Problem> Quote the entries that follow exactly, leaving none out.

(Stored data)
################

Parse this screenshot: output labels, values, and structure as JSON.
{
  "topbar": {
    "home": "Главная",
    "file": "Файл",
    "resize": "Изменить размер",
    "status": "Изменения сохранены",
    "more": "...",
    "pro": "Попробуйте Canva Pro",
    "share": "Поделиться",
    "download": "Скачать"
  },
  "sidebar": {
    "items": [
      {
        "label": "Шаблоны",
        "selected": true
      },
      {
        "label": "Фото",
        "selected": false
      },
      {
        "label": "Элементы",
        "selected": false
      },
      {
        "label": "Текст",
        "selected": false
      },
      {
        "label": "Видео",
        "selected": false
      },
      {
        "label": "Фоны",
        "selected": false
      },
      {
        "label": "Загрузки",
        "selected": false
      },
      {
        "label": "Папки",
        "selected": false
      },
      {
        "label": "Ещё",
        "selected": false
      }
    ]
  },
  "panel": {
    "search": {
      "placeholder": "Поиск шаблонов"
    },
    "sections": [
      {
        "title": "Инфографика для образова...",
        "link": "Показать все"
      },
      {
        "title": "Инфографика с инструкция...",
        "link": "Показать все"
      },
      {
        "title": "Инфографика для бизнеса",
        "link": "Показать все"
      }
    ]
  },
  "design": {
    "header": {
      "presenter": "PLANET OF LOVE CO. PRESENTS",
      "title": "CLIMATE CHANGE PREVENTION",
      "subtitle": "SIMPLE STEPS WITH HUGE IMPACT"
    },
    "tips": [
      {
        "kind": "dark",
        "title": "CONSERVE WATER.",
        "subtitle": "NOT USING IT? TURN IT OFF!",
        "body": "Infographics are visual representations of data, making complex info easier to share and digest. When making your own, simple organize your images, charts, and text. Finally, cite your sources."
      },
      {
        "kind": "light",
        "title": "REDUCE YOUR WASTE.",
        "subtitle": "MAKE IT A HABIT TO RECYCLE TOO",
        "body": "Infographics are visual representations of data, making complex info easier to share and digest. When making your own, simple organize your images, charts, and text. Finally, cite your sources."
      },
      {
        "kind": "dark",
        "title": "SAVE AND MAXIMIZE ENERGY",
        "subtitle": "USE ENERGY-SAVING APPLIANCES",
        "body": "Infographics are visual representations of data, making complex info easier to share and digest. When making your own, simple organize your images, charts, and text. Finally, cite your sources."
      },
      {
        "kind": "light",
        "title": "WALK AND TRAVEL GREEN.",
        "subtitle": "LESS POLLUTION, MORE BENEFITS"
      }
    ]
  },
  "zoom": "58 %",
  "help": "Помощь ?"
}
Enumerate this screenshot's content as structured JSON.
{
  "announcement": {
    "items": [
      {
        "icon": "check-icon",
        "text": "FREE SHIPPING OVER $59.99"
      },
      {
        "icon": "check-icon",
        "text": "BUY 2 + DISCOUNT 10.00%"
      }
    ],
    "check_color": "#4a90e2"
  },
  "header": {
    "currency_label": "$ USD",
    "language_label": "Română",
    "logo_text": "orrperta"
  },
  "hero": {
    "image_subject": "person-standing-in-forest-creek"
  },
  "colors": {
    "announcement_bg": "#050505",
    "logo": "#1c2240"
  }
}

################

Exercise output>
Parse this screenshot: output labels, values, and structure as JSON.
{
  "topbar": {
    "home": "Главная",
    "file": "Файл",
    "resize": "Изменить размер",
    "status": "Изменения сохранены",
    "more": "...",
    "pro": "Попробуйте Canva Pro",
    "share": "Поделиться",
    "download": "Скачать"
  },
  "sidebar": {
    "items": [
      {
        "label": "Шаблоны",
        "selected": true
      },
      {
        "label": "Фото",
        "selected": false
      },
      {
        "label": "Элементы",
        "selected": false
      },
      {
        "label": "Текст",
        "selected": false
      },
      {
        "label": "Видео",
        "selected": false
      },
      {
        "label": "Фоны",
        "selected": false
      },
      {
        "label": "Загрузки",
        "selected": false
      },
      {
        "label": "Папки",
        "selected": false
      },
      {
        "label": "Ещё",
        "selected": false
      }
    ]
  },
  "panel": {
    "search": {
      "placeholder": "Поиск шаблонов"
    },
    "sections": [
      {
        "title": "Инфографика для образова...",
        "link": "Показать все"
      },
      {
        "title": "Инфографика с инструкция...",
        "link": "Показать все"
      },
      {
        "title": "Инфографика для бизнеса",
        "link": "Показать все"
      }
    ]
  },
  "design": {
    "header": {
      "presenter": "PLANET OF LOVE CO. PRESENTS",
      "title": "CLIMATE CHANGE PREVENTION",
      "subtitle": "SIMPLE STEPS WITH HUGE IMPACT"
    },
    "tips": [
      {
        "kind": "dark",
        "title": "CONSERVE WATER.",
        "subtitle": "NOT USING IT? TURN IT OFF!",
        "body": "Infographics are visual representations of data, making complex info easier to share and digest. When making your own, simple organize your images, charts, and text. Finally, cite your sources."
      },
      {
        "kind": "light",
        "title": "REDUCE YOUR WASTE.",
        "subtitle": "MAKE IT A HABIT TO RECYCLE TOO",
        "body": "Infographics are visual representations of data, making complex info easier to share and digest. When making your own, simple organize your images, charts, and text. Finally, cite your sources."
      },
      {
        "kind": "dark",
        "title": "SAVE AND MAXIMIZE ENERGY",
        "subtitle": "USE ENERGY-SAVING APPLIANCES",
        "body": "Infographics are visual representations of data, making complex info easier to share and digest. When making your own, simple organize your images, charts, and text. Finally, cite your sources."
      },
      {
        "kind": "light",
        "title": "WALK AND TRAVEL GREEN.",
        "subtitle": "LESS POLLUTION, MORE BENEFITS"
      }
    ]
  },
  "zoom": "58 %",
  "help": "Помощь ?"
}
Enumerate this screenshot's content as structured JSON.
{
  "announcement": {
    "items": [
      {
        "icon": "check-icon",
        "text": "FREE SHIPPING OVER $59.99"
      },
      {
        "icon": "check-icon",
        "text": "BUY 2 + DISCOUNT 10.00%"
      }
    ],
    "check_color": "#4a90e2"
  },
  "header": {
    "currency_label": "$ USD",
    "language_label": "Română",
    "logo_text": "orrperta"
  },
  "hero": {
    "image_subject": "person-standing-in-forest-creek"
  },
  "colors": {
    "announcement_bg": "#050505",
    "logo": "#1c2240"
  }
}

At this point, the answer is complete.